■ **Exercise inputs**
◇ ◇ ◇ ◇ ◇ ◇ ◇

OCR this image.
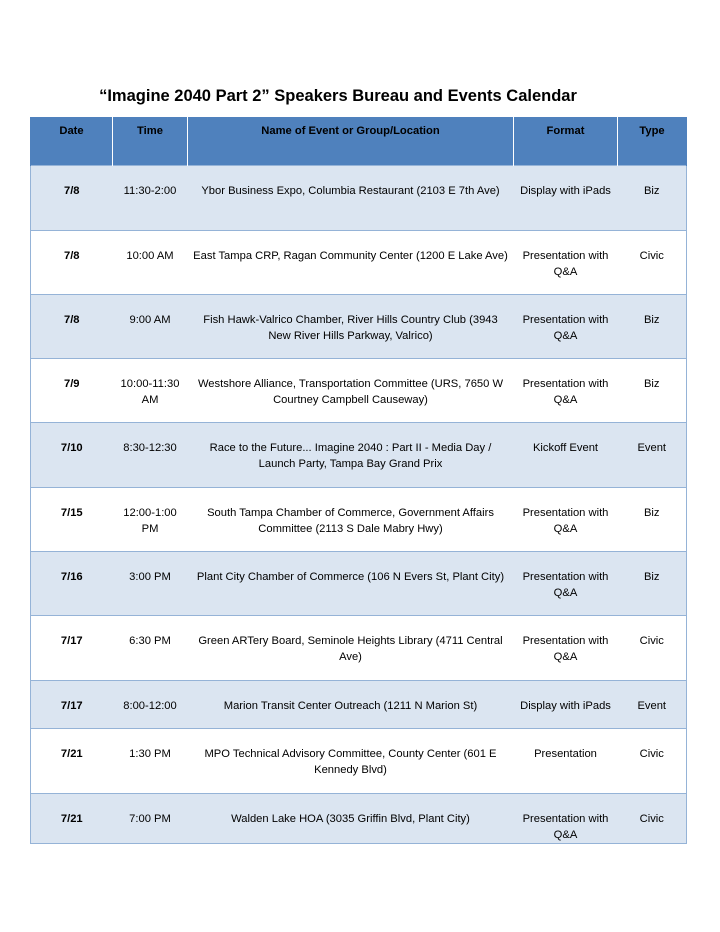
“Imagine 2040 Part 2” Speakers Bureau and Events Calendar
Date	Time	Name of Event or Group/Location	Format	Type
7/8	11:30-2:00	Ybor Business Expo, Columbia Restaurant (2103 E 7th Ave)	Display with iPads	Biz
7/8	10:00 AM	East Tampa CRP, Ragan Community Center (1200 E Lake Ave)	Presentation with Q&A	Civic
7/8	9:00 AM	Fish Hawk-Valrico Chamber, River Hills Country Club (3943 New River Hills Parkway, Valrico)	Presentation with Q&A	Biz
7/9	10:00-11:30 AM	Westshore Alliance, Transportation Committee (URS, 7650 W Courtney Campbell Causeway)	Presentation with Q&A	Biz
7/10	8:30-12:30	Race to the Future... Imagine 2040 : Part II - Media Day / Launch Party, Tampa Bay Grand Prix	Kickoff Event	Event
7/15	12:00-1:00 PM	South Tampa Chamber of Commerce, Government Affairs Committee (2113 S Dale Mabry Hwy)	Presentation with Q&A	Biz
7/16	3:00 PM	Plant City Chamber of Commerce (106 N Evers St, Plant City)	Presentation with Q&A	Biz
7/17	6:30 PM	Green ARTery Board, Seminole Heights Library (4711 Central Ave)	Presentation with Q&A	Civic
7/17	8:00-12:00	Marion Transit Center Outreach (1211 N Marion St)	Display with iPads	Event
7/21	1:30 PM	MPO Technical Advisory Committee, County Center (601 E Kennedy Blvd)	Presentation	Civic
7/21	7:00 PM	Walden Lake HOA (3035 Griffin Blvd, Plant City)	Presentation with Q&A	Civic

◇ ◇ ◇ ◇ ◇ ◇ ◇

■ **Your goal**
Your task is to transcribe all of the records precisely, with no images included.

■ **Task result**
OCR this image.
“Imagine 2040 Part 2” Speakers Bureau and Events Calendar
Date	Time	Name of Event or Group/Location	Format	Type
7/8	11:30-2:00	Ybor Business Expo, Columbia Restaurant (2103 E 7th Ave)	Display with iPads	Biz
7/8	10:00 AM	East Tampa CRP, Ragan Community Center (1200 E Lake Ave)	Presentation with Q&A	Civic
7/8	9:00 AM	Fish Hawk-Valrico Chamber, River Hills Country Club (3943 New River Hills Parkway, Valrico)	Presentation with Q&A	Biz
7/9	10:00-11:30 AM	Westshore Alliance, Transportation Committee (URS, 7650 W Courtney Campbell Causeway)	Presentation with Q&A	Biz
7/10	8:30-12:30	Race to the Future... Imagine 2040 : Part II - Media Day / Launch Party, Tampa Bay Grand Prix	Kickoff Event	Event
7/15	12:00-1:00 PM	South Tampa Chamber of Commerce, Government Affairs Committee (2113 S Dale Mabry Hwy)	Presentation with Q&A	Biz
7/16	3:00 PM	Plant City Chamber of Commerce (106 N Evers St, Plant City)	Presentation with Q&A	Biz
7/17	6:30 PM	Green ARTery Board, Seminole Heights Library (4711 Central Ave)	Presentation with Q&A	Civic
7/17	8:00-12:00	Marion Transit Center Outreach (1211 N Marion St)	Display with iPads	Event
7/21	1:30 PM	MPO Technical Advisory Committee, County Center (601 E Kennedy Blvd)	Presentation	Civic
7/21	7:00 PM	Walden Lake HOA (3035 Griffin Blvd, Plant City)	Presentation with Q&A	Civic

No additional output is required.